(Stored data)
* BEGIN *
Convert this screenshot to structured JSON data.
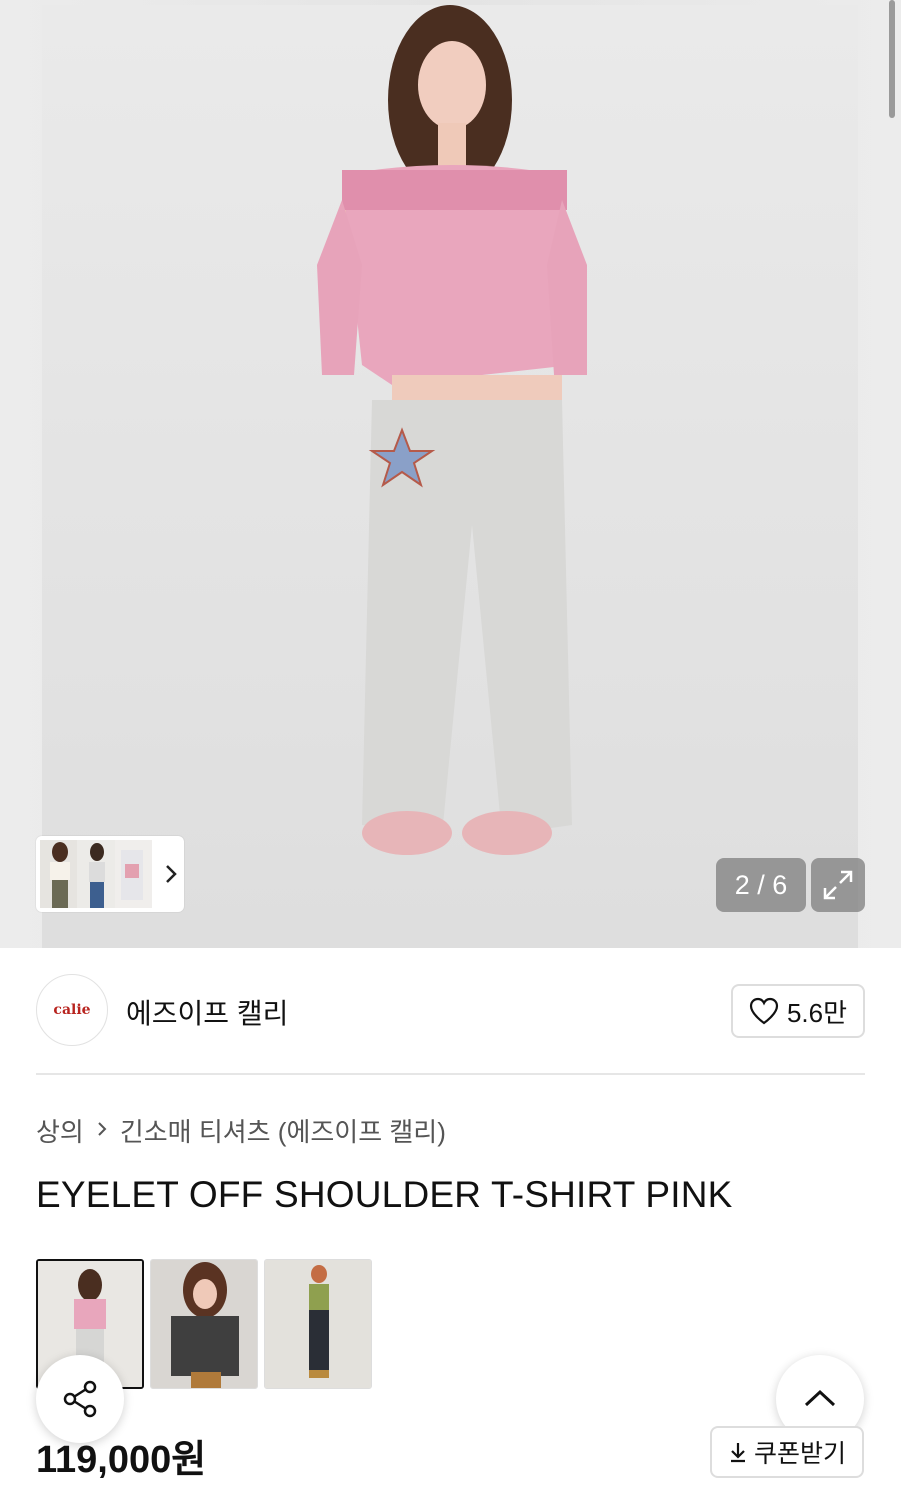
{
  "gallery": {
    "counter": "2 / 6",
    "current_index": 2,
    "total": 6
  },
  "brand": {
    "logo_text": "calie",
    "name": "에즈이프 캘리",
    "likes": "5.6만"
  },
  "breadcrumb": {
    "category": "상의",
    "subcategory": "긴소매 티셔츠 (에즈이프 캘리)"
  },
  "product": {
    "title": "EYELET OFF SHOULDER T-SHIRT PINK",
    "price": "119,000원"
  },
  "actions": {
    "coupon_label": "쿠폰받기"
  },
  "icons": {
    "expand": "expand-icon",
    "heart": "heart-icon",
    "share": "share-icon",
    "scroll_top": "chevron-up-icon",
    "download": "download-icon",
    "next": "chevron-right-icon"
  },
  "colors": {
    "brand_logo": "#b8241f",
    "overlay": "#828282"
  }
}
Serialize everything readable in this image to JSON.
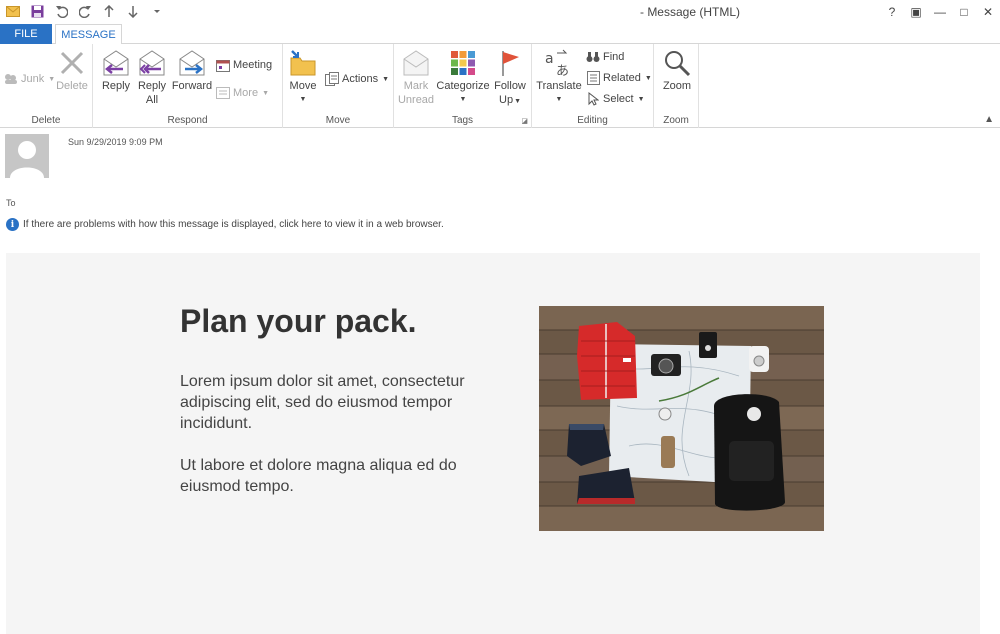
{
  "window": {
    "title": "- Message (HTML)",
    "controls": [
      "?",
      "▣",
      "—",
      "□",
      "✕"
    ]
  },
  "tabs": {
    "file": "FILE",
    "message": "MESSAGE"
  },
  "ribbon": {
    "delete_group": {
      "label": "Delete",
      "junk": "Junk",
      "delete": "Delete"
    },
    "respond_group": {
      "label": "Respond",
      "reply": "Reply",
      "reply_all_1": "Reply",
      "reply_all_2": "All",
      "forward": "Forward",
      "meeting": "Meeting",
      "more": "More"
    },
    "move_group": {
      "label": "Move",
      "move": "Move",
      "actions": "Actions"
    },
    "tags_group": {
      "label": "Tags",
      "mark_unread_1": "Mark",
      "mark_unread_2": "Unread",
      "categorize": "Categorize",
      "follow_up_1": "Follow",
      "follow_up_2": "Up"
    },
    "editing_group": {
      "label": "Editing",
      "translate": "Translate",
      "find": "Find",
      "related": "Related",
      "select": "Select"
    },
    "zoom_group": {
      "label": "Zoom",
      "zoom": "Zoom"
    }
  },
  "message": {
    "date": "Sun 9/29/2019 9:09 PM",
    "to_label": "To",
    "info_bar": "If there are problems with how this message is displayed, click here to view it in a web browser."
  },
  "email": {
    "headline": "Plan your pack.",
    "paragraph_1": "Lorem ipsum dolor sit amet, consectetur adipiscing elit, sed do eiusmod tempor incididunt.",
    "paragraph_2": "Ut labore et dolore magna aliqua ed do eiusmod tempo."
  },
  "colors": {
    "accent": "#2a72c5",
    "body_bg": "#f5f5f5",
    "headline": "#333333"
  }
}
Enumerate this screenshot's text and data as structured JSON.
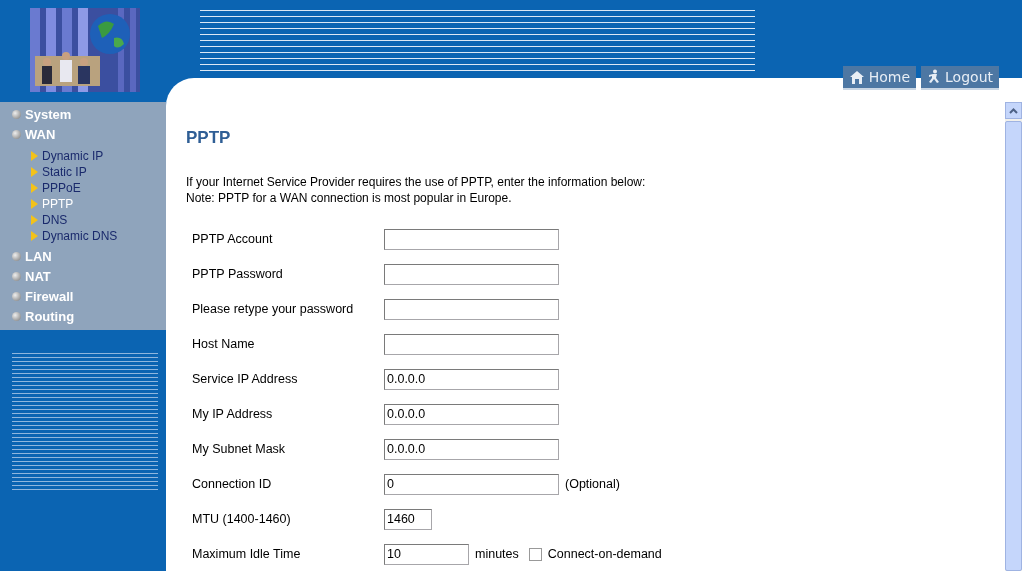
* END *
Working from the listing above, pick out every line that has "screenshot" and copy it.

■ **Output for this task**:
Convert this screenshot to structured JSON data.
Enumerate this screenshot's text and data as structured JSON.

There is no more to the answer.